EXTRACT —
* * * *

Romeo Vučić

Personal information
- Date of birth: 30 January 2003 (age 23)
- Place of birth: Vienna, Austria
- Height: 1.86 m (6 ft 1 in)
- Position: Striker

Team information
- Current team: Blau-Weiß Linz
- Number: 11

Youth career
- 2009–2014: Rapid Wien
- 2014–2021: Austria Wien

Senior career*
- Years: Team / Apps / (Gls)
- 2021–2023: Austria Wien II / 24 / (3)
- 2022–2026: Austria Wien / 42 / (3)
- 2024–2025: → Grazer AK (loan) / 17 / (2)
- 2026–: Blau-Weiß Linz / 3 / (2)

International career^{‡}
- 2018: Austria U15 / 7 / (2)
- 2018–2019: Austria U16 / 4 / (1)
- 2022–2024: Austria U21 / 5 / (0)

= Romeo Vučić =

Austrian association footballer

Romeo Vučić (born 30 January 2003) is an Austrian professional footballer who plays as a striker for 2. Liga club Blau-Weiß Linz.

==Career==
Vučić is a youth product of Rapid Wien before joining the youth academy of Austria Wien in 2014. He was promoted to their reserves and eventually senior team in 2021. He signed his first professional contract with Austria Wien on 3 July 2021. He signed his first professional contract with the club on 22 March 2022. He made his senior debut with Austria Wien in a 0–0 Austrian Football Bundesliga tie with Austria Klagenfurt on 21 November 2021.

On 19 July 2024, Vučić joined Grazer AK on a season-long loan.

==International career==
Vučić is a youth international for Austria, having represented the Austria U15s and the U16s.

== Personal life ==
Vučić's father, Novak, is a Bosnian-born football director in Austria.

* * * *

Dataset entries:

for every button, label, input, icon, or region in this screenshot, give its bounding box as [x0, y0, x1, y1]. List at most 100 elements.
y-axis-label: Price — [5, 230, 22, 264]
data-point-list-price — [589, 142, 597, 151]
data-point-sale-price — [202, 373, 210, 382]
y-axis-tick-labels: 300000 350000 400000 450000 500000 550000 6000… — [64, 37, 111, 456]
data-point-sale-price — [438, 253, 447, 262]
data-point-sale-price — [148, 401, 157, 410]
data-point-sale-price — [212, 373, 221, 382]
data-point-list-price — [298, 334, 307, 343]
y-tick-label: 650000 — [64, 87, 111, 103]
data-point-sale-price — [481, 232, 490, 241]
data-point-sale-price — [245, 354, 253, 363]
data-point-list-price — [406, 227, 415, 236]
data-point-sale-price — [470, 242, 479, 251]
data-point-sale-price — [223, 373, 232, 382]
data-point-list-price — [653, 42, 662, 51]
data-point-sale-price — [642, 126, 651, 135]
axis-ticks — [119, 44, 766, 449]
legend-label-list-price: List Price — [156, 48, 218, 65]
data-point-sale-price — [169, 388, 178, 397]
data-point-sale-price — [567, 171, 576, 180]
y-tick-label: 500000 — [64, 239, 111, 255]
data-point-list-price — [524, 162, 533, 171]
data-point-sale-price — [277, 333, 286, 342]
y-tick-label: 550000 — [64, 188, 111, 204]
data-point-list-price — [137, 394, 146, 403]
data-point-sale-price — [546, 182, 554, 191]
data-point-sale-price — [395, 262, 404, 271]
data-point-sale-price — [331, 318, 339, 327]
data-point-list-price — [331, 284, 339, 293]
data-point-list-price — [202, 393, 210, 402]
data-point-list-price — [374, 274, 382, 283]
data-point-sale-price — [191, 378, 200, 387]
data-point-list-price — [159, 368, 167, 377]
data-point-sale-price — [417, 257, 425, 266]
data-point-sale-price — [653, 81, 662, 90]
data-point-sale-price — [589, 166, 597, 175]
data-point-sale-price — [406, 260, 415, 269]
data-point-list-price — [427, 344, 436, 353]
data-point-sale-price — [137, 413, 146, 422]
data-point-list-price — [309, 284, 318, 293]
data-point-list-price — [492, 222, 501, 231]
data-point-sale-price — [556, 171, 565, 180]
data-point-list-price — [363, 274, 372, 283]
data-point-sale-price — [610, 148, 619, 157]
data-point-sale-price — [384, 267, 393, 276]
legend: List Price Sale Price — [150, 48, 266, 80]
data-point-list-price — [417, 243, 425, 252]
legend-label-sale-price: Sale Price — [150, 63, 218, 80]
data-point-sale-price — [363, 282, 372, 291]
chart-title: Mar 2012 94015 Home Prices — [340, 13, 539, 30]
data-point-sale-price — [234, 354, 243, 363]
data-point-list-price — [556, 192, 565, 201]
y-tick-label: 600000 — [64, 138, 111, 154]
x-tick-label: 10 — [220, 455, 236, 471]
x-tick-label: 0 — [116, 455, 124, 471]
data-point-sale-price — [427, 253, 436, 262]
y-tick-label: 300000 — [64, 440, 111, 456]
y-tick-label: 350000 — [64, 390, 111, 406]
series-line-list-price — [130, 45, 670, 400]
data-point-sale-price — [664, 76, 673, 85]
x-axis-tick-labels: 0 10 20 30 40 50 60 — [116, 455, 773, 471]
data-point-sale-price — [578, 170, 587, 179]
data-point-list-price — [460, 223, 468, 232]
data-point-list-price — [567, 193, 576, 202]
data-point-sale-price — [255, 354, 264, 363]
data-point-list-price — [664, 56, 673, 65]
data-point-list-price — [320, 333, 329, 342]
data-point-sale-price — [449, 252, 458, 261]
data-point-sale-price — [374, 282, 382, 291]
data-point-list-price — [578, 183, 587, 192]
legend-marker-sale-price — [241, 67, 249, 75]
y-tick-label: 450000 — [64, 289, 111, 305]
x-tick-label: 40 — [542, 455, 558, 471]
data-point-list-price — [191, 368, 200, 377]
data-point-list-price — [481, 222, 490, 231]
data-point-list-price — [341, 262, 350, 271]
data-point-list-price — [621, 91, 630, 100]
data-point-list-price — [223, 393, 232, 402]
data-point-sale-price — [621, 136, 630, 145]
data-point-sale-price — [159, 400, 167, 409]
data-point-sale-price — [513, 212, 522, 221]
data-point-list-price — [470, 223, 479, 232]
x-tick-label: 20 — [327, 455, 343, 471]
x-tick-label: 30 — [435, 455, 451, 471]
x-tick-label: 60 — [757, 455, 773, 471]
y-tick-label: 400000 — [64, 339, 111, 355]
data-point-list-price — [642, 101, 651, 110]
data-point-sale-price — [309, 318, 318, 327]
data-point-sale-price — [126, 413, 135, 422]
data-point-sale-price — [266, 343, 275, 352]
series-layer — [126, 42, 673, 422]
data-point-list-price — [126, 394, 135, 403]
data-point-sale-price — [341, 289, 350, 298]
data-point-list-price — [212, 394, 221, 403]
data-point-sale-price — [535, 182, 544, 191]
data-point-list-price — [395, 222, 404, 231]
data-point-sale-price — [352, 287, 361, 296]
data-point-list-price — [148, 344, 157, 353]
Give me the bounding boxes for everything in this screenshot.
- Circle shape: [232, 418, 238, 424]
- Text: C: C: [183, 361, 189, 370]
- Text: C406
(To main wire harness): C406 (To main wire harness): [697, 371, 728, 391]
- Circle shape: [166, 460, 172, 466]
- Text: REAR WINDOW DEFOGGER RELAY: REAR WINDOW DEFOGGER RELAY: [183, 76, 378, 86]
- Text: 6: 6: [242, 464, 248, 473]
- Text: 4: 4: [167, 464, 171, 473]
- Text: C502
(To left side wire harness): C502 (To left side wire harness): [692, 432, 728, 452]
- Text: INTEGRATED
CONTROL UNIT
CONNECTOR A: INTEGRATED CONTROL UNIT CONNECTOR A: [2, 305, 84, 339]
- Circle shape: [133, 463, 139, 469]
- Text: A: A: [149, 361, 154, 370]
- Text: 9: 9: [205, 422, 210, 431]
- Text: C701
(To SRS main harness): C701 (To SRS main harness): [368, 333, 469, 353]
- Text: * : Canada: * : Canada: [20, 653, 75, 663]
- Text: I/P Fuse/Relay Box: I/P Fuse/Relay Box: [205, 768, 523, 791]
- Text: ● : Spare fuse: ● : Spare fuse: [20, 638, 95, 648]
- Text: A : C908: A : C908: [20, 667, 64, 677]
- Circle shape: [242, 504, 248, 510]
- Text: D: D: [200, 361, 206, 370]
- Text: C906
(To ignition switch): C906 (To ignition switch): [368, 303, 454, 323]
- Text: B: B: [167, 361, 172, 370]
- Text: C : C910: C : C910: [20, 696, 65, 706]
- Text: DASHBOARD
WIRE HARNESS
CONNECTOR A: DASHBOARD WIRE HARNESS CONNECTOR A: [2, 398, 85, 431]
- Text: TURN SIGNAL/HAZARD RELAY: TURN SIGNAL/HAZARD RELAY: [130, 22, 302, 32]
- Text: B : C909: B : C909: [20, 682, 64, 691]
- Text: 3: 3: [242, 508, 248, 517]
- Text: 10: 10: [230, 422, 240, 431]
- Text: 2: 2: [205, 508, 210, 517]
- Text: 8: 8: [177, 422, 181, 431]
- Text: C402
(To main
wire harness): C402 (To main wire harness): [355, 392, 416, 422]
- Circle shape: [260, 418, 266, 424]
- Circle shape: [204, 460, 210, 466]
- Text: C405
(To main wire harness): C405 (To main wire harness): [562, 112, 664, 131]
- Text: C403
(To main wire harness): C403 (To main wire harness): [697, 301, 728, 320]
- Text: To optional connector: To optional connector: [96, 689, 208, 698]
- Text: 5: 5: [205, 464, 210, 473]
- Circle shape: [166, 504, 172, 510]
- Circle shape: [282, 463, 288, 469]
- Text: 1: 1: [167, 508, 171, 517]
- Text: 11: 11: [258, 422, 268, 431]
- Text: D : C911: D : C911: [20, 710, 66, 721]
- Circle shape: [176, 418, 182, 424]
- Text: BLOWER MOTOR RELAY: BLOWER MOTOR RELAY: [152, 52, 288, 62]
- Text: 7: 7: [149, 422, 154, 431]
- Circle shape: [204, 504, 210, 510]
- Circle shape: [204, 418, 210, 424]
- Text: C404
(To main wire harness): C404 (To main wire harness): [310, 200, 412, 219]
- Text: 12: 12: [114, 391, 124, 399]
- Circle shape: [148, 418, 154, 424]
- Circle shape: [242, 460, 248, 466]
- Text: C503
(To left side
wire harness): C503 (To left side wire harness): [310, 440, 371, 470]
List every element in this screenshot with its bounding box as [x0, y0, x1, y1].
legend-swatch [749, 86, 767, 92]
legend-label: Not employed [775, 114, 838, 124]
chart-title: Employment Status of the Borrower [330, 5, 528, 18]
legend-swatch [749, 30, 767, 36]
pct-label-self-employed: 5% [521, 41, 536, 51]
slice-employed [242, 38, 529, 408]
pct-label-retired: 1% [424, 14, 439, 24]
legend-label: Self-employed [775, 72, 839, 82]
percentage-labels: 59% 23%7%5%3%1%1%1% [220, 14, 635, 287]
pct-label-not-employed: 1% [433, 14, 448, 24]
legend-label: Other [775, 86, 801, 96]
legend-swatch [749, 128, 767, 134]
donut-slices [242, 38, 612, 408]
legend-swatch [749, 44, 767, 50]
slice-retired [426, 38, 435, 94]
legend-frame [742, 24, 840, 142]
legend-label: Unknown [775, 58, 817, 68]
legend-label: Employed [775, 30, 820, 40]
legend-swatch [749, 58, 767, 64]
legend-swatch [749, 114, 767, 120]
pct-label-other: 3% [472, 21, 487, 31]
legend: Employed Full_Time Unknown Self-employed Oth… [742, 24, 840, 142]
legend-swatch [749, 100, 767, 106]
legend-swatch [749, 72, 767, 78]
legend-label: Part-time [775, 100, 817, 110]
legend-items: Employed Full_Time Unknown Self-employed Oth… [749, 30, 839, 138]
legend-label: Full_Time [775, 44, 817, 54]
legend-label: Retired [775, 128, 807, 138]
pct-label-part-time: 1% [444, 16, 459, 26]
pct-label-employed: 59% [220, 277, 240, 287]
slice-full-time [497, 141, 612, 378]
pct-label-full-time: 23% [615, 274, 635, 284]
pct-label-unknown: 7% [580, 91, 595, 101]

* * * *

TASK GOAL — How would you sum up the Romeo Vučić article in two sentences?

PROBLEM SOLUTION — Romeo Vučić, born 30 January 2003, is an Austrian professional footballer who plays as a striker for 2. Liga club Blau-Weiß Linz. After coming through the youth systems of Rapid Wien and Austria Wien, he made his senior debut with Austria Wien on 21 November 2021, joined Grazer AK on a season-long loan on 19 July 2024, and has represented Austria at youth level.